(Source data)
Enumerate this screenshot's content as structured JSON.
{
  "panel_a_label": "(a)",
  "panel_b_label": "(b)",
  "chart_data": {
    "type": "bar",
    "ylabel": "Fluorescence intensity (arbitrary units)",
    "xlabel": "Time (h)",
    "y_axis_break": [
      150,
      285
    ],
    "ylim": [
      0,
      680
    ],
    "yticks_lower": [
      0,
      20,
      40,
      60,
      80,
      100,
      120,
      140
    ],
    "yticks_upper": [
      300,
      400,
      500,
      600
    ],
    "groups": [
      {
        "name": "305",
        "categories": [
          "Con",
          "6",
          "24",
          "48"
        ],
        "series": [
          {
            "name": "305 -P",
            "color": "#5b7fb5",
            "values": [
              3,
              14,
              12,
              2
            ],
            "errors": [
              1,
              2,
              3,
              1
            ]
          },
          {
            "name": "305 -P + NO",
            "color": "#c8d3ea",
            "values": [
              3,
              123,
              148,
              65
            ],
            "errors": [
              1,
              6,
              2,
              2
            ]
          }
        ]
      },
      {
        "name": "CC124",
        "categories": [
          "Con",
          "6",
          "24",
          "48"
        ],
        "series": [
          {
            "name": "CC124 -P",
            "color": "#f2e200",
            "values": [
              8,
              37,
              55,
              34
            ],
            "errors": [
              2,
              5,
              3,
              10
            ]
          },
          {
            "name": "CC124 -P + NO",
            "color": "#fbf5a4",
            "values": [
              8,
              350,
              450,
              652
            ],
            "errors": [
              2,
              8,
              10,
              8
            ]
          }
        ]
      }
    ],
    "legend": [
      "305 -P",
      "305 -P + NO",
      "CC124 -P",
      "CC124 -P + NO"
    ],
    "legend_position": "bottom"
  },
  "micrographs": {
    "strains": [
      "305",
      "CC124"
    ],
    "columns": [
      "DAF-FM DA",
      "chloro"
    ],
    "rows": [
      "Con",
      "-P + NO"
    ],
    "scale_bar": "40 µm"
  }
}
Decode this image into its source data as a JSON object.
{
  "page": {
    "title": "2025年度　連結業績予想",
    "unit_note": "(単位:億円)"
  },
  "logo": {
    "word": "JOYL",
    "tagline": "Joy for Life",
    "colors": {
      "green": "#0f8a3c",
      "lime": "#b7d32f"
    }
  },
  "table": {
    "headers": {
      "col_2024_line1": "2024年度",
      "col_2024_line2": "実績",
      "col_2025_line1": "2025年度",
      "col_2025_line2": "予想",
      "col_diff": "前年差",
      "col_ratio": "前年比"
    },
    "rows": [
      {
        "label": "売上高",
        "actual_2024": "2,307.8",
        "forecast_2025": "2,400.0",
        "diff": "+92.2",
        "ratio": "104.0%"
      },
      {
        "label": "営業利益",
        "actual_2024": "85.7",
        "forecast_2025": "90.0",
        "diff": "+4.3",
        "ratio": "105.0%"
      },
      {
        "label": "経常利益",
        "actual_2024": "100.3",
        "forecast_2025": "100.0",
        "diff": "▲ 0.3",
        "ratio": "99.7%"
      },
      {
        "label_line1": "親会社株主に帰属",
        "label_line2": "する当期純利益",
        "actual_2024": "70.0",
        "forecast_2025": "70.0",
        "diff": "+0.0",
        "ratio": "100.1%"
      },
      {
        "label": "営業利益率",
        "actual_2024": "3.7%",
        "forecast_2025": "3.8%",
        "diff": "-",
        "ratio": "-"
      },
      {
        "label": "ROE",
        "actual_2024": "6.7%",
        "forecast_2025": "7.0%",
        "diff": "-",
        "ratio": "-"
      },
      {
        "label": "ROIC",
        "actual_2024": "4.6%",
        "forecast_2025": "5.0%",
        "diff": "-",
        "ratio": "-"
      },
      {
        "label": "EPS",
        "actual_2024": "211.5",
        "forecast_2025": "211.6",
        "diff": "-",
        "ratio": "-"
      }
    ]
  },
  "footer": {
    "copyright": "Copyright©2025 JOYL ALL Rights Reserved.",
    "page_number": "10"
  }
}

Directive:
Reproduce the data, keeping every line exactly the same.

The solution:
Enumerate this screenshot's content as structured JSON.
{
  "panel_a_label": "(a)",
  "panel_b_label": "(b)",
  "chart_data": {
    "type": "bar",
    "ylabel": "Fluorescence intensity (arbitrary units)",
    "xlabel": "Time (h)",
    "y_axis_break": [
      150,
      285
    ],
    "ylim": [
      0,
      680
    ],
    "yticks_lower": [
      0,
      20,
      40,
      60,
      80,
      100,
      120,
      140
    ],
    "yticks_upper": [
      300,
      400,
      500,
      600
    ],
    "groups": [
      {
        "name": "305",
        "categories": [
          "Con",
          "6",
          "24",
          "48"
        ],
        "series": [
          {
            "name": "305 -P",
            "color": "#5b7fb5",
            "values": [
              3,
              14,
              12,
              2
            ],
            "errors": [
              1,
              2,
              3,
              1
            ]
          },
          {
            "name": "305 -P + NO",
            "color": "#c8d3ea",
            "values": [
              3,
              123,
              148,
              65
            ],
            "errors": [
              1,
              6,
              2,
              2
            ]
          }
        ]
      },
      {
        "name": "CC124",
        "categories": [
          "Con",
          "6",
          "24",
          "48"
        ],
        "series": [
          {
            "name": "CC124 -P",
            "color": "#f2e200",
            "values": [
              8,
              37,
              55,
              34
            ],
            "errors": [
              2,
              5,
              3,
              10
            ]
          },
          {
            "name": "CC124 -P + NO",
            "color": "#fbf5a4",
            "values": [
              8,
              350,
              450,
              652
            ],
            "errors": [
              2,
              8,
              10,
              8
            ]
          }
        ]
      }
    ],
    "legend": [
      "305 -P",
      "305 -P + NO",
      "CC124 -P",
      "CC124 -P + NO"
    ],
    "legend_position": "bottom"
  },
  "micrographs": {
    "strains": [
      "305",
      "CC124"
    ],
    "columns": [
      "DAF-FM DA",
      "chloro"
    ],
    "rows": [
      "Con",
      "-P + NO"
    ],
    "scale_bar": "40 µm"
  }
}
Decode this image into its source data as a JSON object.
{
  "page": {
    "title": "2025年度　連結業績予想",
    "unit_note": "(単位:億円)"
  },
  "logo": {
    "word": "JOYL",
    "tagline": "Joy for Life",
    "colors": {
      "green": "#0f8a3c",
      "lime": "#b7d32f"
    }
  },
  "table": {
    "headers": {
      "col_2024_line1": "2024年度",
      "col_2024_line2": "実績",
      "col_2025_line1": "2025年度",
      "col_2025_line2": "予想",
      "col_diff": "前年差",
      "col_ratio": "前年比"
    },
    "rows": [
      {
        "label": "売上高",
        "actual_2024": "2,307.8",
        "forecast_2025": "2,400.0",
        "diff": "+92.2",
        "ratio": "104.0%"
      },
      {
        "label": "営業利益",
        "actual_2024": "85.7",
        "forecast_2025": "90.0",
        "diff": "+4.3",
        "ratio": "105.0%"
      },
      {
        "label": "経常利益",
        "actual_2024": "100.3",
        "forecast_2025": "100.0",
        "diff": "▲ 0.3",
        "ratio": "99.7%"
      },
      {
        "label_line1": "親会社株主に帰属",
        "label_line2": "する当期純利益",
        "actual_2024": "70.0",
        "forecast_2025": "70.0",
        "diff": "+0.0",
        "ratio": "100.1%"
      },
      {
        "label": "営業利益率",
        "actual_2024": "3.7%",
        "forecast_2025": "3.8%",
        "diff": "-",
        "ratio": "-"
      },
      {
        "label": "ROE",
        "actual_2024": "6.7%",
        "forecast_2025": "7.0%",
        "diff": "-",
        "ratio": "-"
      },
      {
        "label": "ROIC",
        "actual_2024": "4.6%",
        "forecast_2025": "5.0%",
        "diff": "-",
        "ratio": "-"
      },
      {
        "label": "EPS",
        "actual_2024": "211.5",
        "forecast_2025": "211.6",
        "diff": "-",
        "ratio": "-"
      }
    ]
  },
  "footer": {
    "copyright": "Copyright©2025 JOYL ALL Rights Reserved.",
    "page_number": "10"
  }
}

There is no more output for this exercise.